— How to complete this task —
Search the entries below for the word "author" and copy each line that has it.

-- Data follows --

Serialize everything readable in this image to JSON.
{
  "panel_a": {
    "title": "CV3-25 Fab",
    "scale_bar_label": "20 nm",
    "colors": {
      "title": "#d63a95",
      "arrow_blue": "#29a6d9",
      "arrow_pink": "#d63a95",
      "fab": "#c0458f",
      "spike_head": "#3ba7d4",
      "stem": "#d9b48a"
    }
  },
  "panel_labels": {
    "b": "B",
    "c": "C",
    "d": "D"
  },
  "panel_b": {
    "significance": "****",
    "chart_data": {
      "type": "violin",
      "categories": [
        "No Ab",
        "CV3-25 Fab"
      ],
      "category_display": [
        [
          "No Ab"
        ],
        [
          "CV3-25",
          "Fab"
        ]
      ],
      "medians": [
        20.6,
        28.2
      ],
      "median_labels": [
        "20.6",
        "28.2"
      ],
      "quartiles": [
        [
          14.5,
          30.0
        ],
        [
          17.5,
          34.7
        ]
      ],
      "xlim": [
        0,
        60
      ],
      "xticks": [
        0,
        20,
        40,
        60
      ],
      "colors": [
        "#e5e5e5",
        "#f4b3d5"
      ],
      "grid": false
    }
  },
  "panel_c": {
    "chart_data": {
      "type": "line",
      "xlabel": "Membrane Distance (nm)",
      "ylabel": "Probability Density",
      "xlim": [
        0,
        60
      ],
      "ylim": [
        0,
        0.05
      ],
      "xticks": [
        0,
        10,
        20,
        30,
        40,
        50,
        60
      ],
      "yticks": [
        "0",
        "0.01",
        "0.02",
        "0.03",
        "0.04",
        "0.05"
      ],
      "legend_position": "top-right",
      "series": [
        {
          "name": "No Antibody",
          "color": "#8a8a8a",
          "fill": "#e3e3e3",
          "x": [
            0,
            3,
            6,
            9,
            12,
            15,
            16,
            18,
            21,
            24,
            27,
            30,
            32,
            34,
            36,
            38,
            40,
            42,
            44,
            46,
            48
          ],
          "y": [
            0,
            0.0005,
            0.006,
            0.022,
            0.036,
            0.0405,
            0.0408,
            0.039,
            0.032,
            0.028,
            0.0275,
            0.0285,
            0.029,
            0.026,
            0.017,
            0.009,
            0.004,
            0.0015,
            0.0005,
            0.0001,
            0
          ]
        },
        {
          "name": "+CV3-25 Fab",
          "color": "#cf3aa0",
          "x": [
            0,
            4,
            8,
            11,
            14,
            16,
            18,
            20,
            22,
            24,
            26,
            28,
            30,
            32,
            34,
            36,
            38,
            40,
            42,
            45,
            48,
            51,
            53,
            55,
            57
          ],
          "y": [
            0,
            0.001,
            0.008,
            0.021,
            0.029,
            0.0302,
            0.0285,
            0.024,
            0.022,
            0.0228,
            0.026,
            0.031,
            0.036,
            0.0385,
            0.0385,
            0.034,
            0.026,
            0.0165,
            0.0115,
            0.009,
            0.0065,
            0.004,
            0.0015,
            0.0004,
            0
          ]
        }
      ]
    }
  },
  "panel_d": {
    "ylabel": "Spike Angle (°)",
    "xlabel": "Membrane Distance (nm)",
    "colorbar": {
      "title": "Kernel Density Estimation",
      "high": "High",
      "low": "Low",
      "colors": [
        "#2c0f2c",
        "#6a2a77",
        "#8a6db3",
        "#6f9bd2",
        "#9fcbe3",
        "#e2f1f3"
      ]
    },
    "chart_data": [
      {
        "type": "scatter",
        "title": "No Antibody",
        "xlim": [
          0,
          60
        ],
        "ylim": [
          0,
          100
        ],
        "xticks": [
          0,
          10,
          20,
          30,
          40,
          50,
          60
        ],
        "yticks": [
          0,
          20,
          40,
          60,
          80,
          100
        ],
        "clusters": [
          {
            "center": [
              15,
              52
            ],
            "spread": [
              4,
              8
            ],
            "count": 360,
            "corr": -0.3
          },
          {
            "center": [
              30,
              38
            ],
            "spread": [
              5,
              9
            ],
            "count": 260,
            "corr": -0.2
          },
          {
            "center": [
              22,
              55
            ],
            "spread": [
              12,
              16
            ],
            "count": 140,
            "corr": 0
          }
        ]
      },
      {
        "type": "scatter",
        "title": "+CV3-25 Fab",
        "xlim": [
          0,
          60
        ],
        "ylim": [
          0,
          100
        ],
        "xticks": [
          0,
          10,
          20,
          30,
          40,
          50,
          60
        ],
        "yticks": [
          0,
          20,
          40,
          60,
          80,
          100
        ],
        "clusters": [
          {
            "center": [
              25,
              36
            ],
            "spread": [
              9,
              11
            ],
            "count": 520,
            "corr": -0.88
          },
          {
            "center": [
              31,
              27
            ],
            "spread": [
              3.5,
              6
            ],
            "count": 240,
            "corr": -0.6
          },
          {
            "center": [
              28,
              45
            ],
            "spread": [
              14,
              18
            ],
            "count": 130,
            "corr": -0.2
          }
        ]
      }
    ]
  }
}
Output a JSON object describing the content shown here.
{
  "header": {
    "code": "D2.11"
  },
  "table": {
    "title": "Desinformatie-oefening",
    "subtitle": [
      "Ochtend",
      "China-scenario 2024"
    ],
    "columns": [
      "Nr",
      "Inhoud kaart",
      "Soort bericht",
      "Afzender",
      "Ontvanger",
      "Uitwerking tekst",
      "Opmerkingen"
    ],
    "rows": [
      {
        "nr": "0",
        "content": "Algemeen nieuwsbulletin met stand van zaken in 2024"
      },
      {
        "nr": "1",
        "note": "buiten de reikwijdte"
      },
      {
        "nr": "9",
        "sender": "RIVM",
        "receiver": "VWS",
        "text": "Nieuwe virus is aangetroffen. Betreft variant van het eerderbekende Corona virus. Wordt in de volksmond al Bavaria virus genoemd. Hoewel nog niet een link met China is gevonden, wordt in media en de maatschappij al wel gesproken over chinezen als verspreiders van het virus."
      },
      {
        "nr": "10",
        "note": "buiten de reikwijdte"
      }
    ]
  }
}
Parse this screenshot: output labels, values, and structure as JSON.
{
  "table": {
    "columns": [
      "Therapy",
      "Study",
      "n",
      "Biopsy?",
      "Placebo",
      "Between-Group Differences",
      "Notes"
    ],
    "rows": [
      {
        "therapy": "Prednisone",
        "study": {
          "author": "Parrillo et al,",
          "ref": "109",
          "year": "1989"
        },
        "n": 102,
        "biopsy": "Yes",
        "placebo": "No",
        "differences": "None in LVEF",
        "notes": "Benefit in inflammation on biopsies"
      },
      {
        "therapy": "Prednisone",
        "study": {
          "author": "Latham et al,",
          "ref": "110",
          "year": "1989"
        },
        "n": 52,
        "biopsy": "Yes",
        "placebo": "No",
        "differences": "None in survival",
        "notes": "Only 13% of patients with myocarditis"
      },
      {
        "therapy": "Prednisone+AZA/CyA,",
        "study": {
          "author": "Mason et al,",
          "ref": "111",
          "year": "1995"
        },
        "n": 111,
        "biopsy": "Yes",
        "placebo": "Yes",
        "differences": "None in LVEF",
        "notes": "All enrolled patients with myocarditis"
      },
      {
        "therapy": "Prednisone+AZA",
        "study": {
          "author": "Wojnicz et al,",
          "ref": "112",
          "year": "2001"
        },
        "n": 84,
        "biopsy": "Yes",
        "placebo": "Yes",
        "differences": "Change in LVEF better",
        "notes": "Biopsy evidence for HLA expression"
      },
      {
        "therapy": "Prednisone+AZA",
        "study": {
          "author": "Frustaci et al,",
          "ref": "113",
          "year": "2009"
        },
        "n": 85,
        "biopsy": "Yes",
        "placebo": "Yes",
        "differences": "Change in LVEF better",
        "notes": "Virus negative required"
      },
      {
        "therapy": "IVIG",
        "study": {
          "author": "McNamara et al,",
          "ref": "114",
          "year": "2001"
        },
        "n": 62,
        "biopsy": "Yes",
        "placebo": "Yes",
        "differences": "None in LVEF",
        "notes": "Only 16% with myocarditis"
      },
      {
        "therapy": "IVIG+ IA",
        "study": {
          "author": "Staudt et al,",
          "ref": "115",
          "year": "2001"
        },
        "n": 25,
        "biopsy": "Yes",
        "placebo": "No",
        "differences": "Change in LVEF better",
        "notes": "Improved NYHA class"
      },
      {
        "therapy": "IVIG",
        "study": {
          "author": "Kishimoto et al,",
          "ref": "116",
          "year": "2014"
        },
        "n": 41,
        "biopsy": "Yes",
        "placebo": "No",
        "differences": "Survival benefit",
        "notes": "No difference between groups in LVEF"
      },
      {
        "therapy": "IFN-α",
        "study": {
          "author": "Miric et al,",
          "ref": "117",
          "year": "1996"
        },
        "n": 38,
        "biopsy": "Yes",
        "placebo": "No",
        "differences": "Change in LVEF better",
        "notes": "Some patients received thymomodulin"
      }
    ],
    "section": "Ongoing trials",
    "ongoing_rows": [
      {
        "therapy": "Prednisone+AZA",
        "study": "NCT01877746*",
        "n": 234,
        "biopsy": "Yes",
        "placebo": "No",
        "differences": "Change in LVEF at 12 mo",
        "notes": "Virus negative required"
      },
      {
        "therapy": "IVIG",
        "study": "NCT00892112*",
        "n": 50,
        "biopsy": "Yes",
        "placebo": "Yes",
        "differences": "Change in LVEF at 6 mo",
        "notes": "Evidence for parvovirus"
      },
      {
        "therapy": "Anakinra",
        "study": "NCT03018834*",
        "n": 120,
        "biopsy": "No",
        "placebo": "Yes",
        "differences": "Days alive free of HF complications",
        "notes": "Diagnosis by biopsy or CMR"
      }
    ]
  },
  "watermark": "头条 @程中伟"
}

-- Data concluded --

— Exercise result —
          "author": "Parrillo et al,",
          "author": "Latham et al,",
          "author": "Mason et al,",
          "author": "Wojnicz et al,",
          "author": "Frustaci et al,",
          "author": "McNamara et al,",
          "author": "Staudt et al,",
          "author": "Kishimoto et al,",
          "author": "Miric et al,",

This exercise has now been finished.